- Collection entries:
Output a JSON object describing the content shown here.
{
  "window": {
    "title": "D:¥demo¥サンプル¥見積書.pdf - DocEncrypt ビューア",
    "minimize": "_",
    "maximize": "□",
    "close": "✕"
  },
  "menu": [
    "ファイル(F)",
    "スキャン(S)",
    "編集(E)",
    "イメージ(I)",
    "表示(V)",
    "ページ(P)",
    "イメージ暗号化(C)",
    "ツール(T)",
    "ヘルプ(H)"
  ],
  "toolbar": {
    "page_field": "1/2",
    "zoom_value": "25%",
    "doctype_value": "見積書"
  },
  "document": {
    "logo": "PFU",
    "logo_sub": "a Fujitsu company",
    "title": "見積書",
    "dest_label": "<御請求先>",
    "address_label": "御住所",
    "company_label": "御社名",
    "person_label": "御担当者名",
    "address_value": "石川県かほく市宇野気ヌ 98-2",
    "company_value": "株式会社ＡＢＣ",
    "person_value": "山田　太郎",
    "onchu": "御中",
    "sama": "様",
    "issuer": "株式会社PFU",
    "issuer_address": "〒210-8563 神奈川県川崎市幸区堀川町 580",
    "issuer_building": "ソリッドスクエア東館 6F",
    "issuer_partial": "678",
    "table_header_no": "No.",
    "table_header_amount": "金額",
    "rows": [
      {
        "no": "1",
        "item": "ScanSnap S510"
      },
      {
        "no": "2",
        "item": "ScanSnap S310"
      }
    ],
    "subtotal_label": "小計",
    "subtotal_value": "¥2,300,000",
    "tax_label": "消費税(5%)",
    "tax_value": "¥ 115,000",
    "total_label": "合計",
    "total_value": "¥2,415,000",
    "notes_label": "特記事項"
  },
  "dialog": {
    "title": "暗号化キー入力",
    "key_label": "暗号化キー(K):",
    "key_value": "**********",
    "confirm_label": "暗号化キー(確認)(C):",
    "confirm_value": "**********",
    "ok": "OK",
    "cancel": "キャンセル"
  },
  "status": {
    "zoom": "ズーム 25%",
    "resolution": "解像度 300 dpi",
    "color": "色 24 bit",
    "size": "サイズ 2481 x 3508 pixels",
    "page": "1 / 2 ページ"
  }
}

- GIVEN EXERCISE: Copy every line of the records word for word.

- COMPLETE RESPONSE:
Output a JSON object describing the content shown here.
{
  "window": {
    "title": "D:¥demo¥サンプル¥見積書.pdf - DocEncrypt ビューア",
    "minimize": "_",
    "maximize": "□",
    "close": "✕"
  },
  "menu": [
    "ファイル(F)",
    "スキャン(S)",
    "編集(E)",
    "イメージ(I)",
    "表示(V)",
    "ページ(P)",
    "イメージ暗号化(C)",
    "ツール(T)",
    "ヘルプ(H)"
  ],
  "toolbar": {
    "page_field": "1/2",
    "zoom_value": "25%",
    "doctype_value": "見積書"
  },
  "document": {
    "logo": "PFU",
    "logo_sub": "a Fujitsu company",
    "title": "見積書",
    "dest_label": "<御請求先>",
    "address_label": "御住所",
    "company_label": "御社名",
    "person_label": "御担当者名",
    "address_value": "石川県かほく市宇野気ヌ 98-2",
    "company_value": "株式会社ＡＢＣ",
    "person_value": "山田　太郎",
    "onchu": "御中",
    "sama": "様",
    "issuer": "株式会社PFU",
    "issuer_address": "〒210-8563 神奈川県川崎市幸区堀川町 580",
    "issuer_building": "ソリッドスクエア東館 6F",
    "issuer_partial": "678",
    "table_header_no": "No.",
    "table_header_amount": "金額",
    "rows": [
      {
        "no": "1",
        "item": "ScanSnap S510"
      },
      {
        "no": "2",
        "item": "ScanSnap S310"
      }
    ],
    "subtotal_label": "小計",
    "subtotal_value": "¥2,300,000",
    "tax_label": "消費税(5%)",
    "tax_value": "¥ 115,000",
    "total_label": "合計",
    "total_value": "¥2,415,000",
    "notes_label": "特記事項"
  },
  "dialog": {
    "title": "暗号化キー入力",
    "key_label": "暗号化キー(K):",
    "key_value": "**********",
    "confirm_label": "暗号化キー(確認)(C):",
    "confirm_value": "**********",
    "ok": "OK",
    "cancel": "キャンセル"
  },
  "status": {
    "zoom": "ズーム 25%",
    "resolution": "解像度 300 dpi",
    "color": "色 24 bit",
    "size": "サイズ 2481 x 3508 pixels",
    "page": "1 / 2 ページ"
  }
}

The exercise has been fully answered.